Items from a figure collection:
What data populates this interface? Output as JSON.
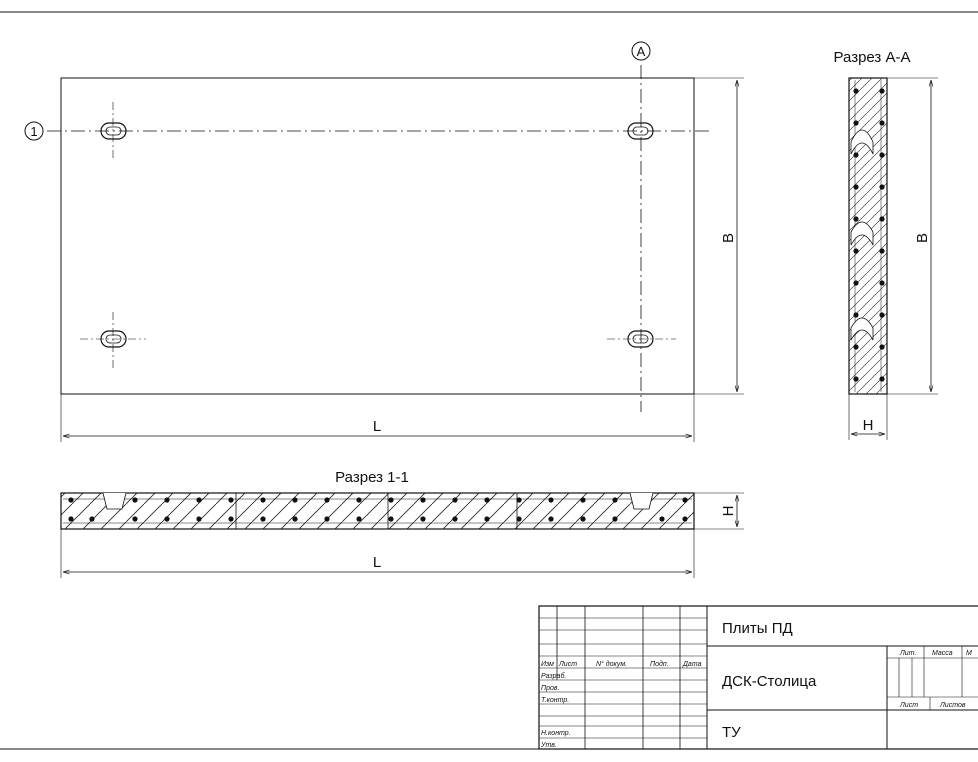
{
  "markers": {
    "axis_a": "A",
    "axis_1": "1"
  },
  "section_aa": {
    "title": "Разрез А-А",
    "dim_height": "B",
    "dim_thickness": "H"
  },
  "plan": {
    "dim_width": "B",
    "dim_length": "L"
  },
  "section_11": {
    "title": "Разрез 1-1",
    "dim_thickness": "H",
    "dim_length": "L"
  },
  "title_block": {
    "product_name": "Плиты ПД",
    "organization": "ДСК-Столица",
    "document_code": "ТУ",
    "columns": {
      "izm": "Изм",
      "list": "Лист",
      "doc_no": "N° докум.",
      "sign": "Подп.",
      "date": "Дата"
    },
    "rows": {
      "razrab": "Разраб.",
      "prov": "Пров.",
      "tkontr": "Т.контр.",
      "nkontr": "Н.контр.",
      "utv": "Утв."
    },
    "stage_cols": {
      "lit": "Лит.",
      "mass": "Масса",
      "scale": "М"
    },
    "sheet_cols": {
      "sheet": "Лист",
      "sheets": "Листов"
    }
  }
}
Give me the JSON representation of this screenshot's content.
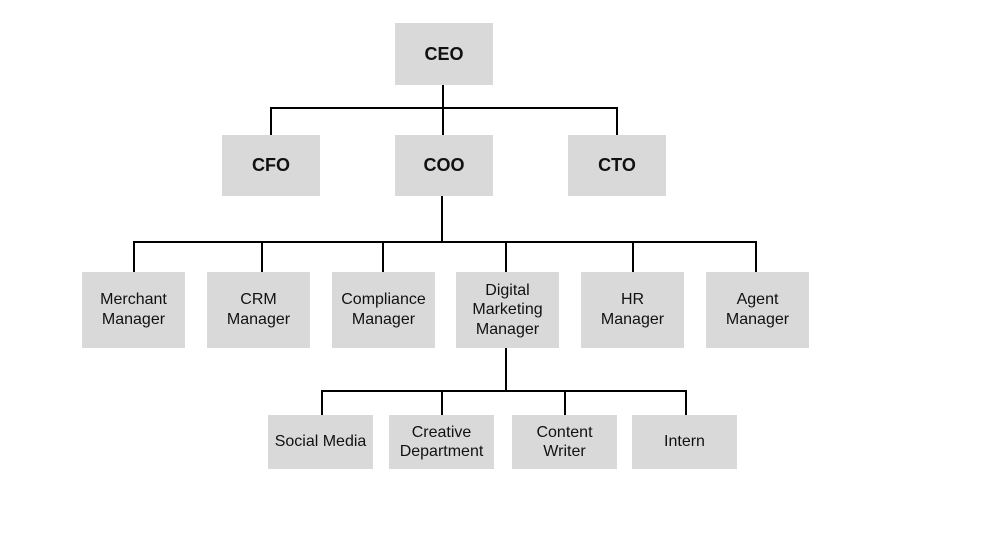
{
  "colors": {
    "box_fill": "#d9d9d9",
    "connector": "#000000",
    "text": "#111111"
  },
  "chart": {
    "executive": {
      "ceo": "CEO"
    },
    "c_suite": {
      "cfo": "CFO",
      "coo": "COO",
      "cto": "CTO"
    },
    "managers": {
      "merchant": [
        "Merchant",
        "Manager"
      ],
      "crm": [
        "CRM",
        "Manager"
      ],
      "compliance": [
        "Compliance",
        "Manager"
      ],
      "digital_marketing": [
        "Digital",
        "Marketing",
        "Manager"
      ],
      "hr": [
        "HR",
        "Manager"
      ],
      "agent": [
        "Agent",
        "Manager"
      ]
    },
    "digital_team": {
      "social_media": [
        "Social Media"
      ],
      "creative": [
        "Creative",
        "Department"
      ],
      "content": [
        "Content",
        "Writer"
      ],
      "intern": [
        "Intern"
      ]
    }
  }
}
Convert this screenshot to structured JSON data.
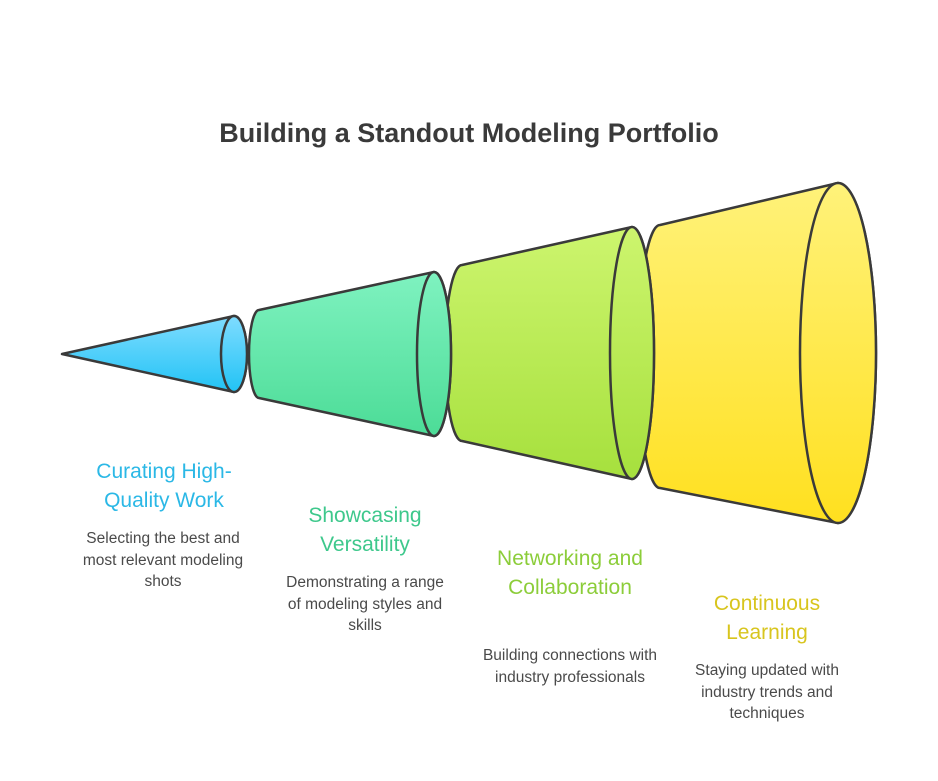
{
  "title": "Building a Standout Modeling Portfolio",
  "stages": [
    {
      "heading": "Curating High-Quality Work",
      "description": "Selecting the best and most relevant modeling shots",
      "color": "#2bb8e6",
      "fill_light": "#7fdcff",
      "fill_dark": "#22c3f5"
    },
    {
      "heading": "Showcasing Versatility",
      "description": "Demonstrating a range of modeling styles and skills",
      "color": "#3ec88c",
      "fill_light": "#7ff2c0",
      "fill_dark": "#4cdc97"
    },
    {
      "heading": "Networking and Collaboration",
      "description": "Building connections with industry professionals",
      "color": "#8ccd3a",
      "fill_light": "#cdf56e",
      "fill_dark": "#a6e03d"
    },
    {
      "heading": "Continuous Learning",
      "description": "Staying updated with industry trends and techniques",
      "color": "#d8c51e",
      "fill_light": "#fff27a",
      "fill_dark": "#ffe01f"
    }
  ]
}
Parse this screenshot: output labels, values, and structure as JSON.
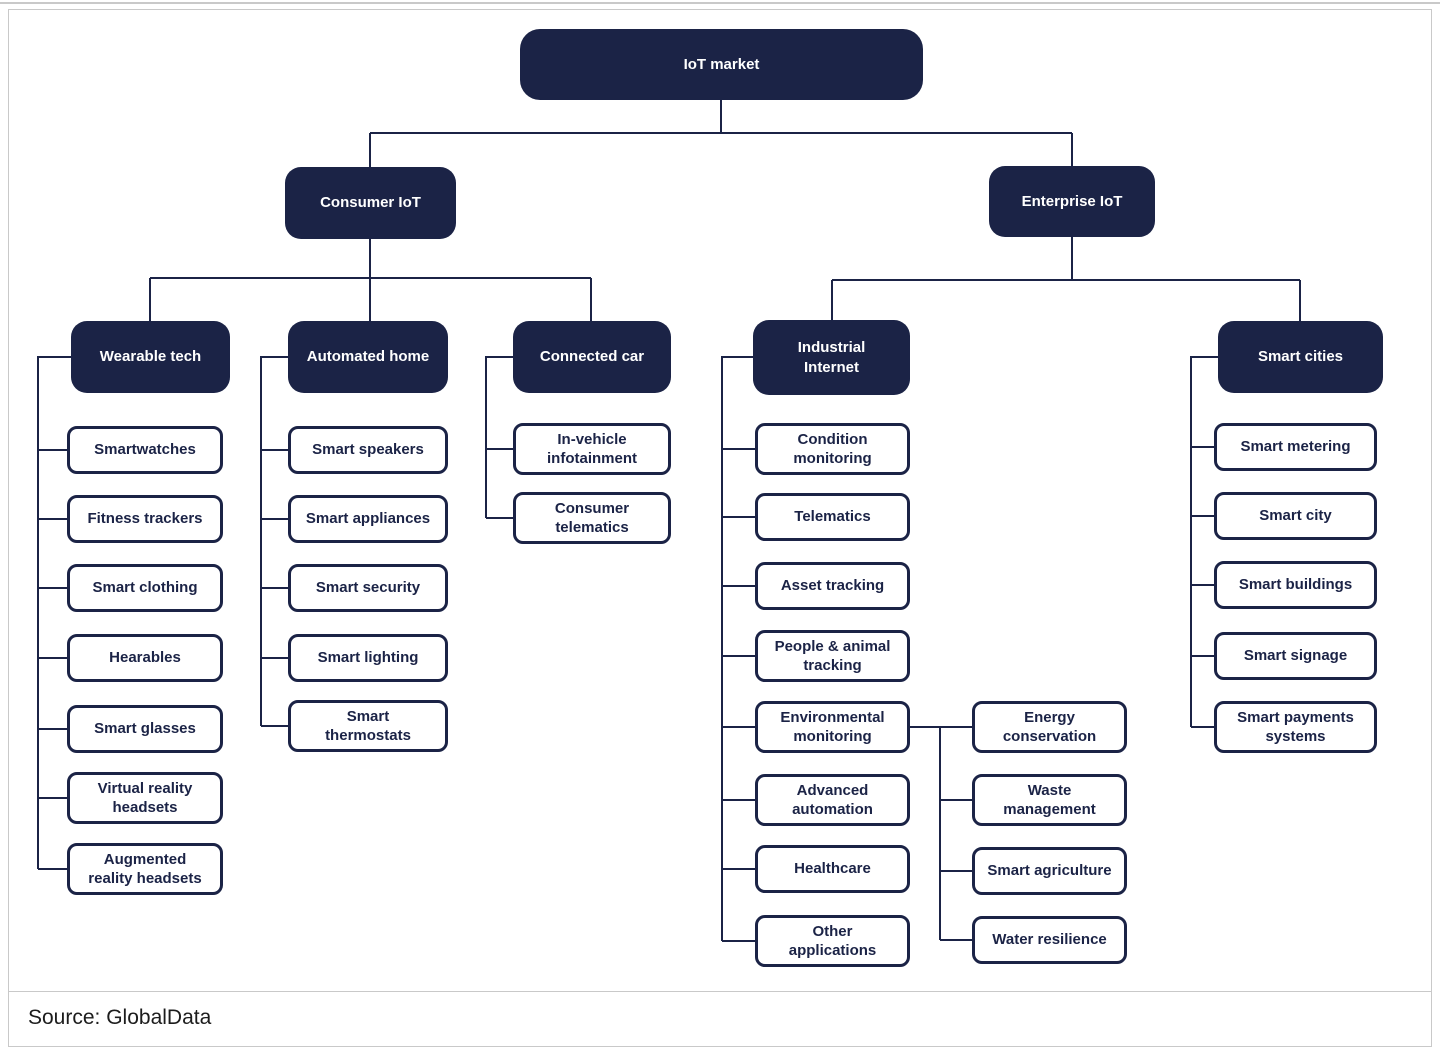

Work required: Scan the records above and report how many lines include the word "industry", without any other text.

Reply to the exercise: 2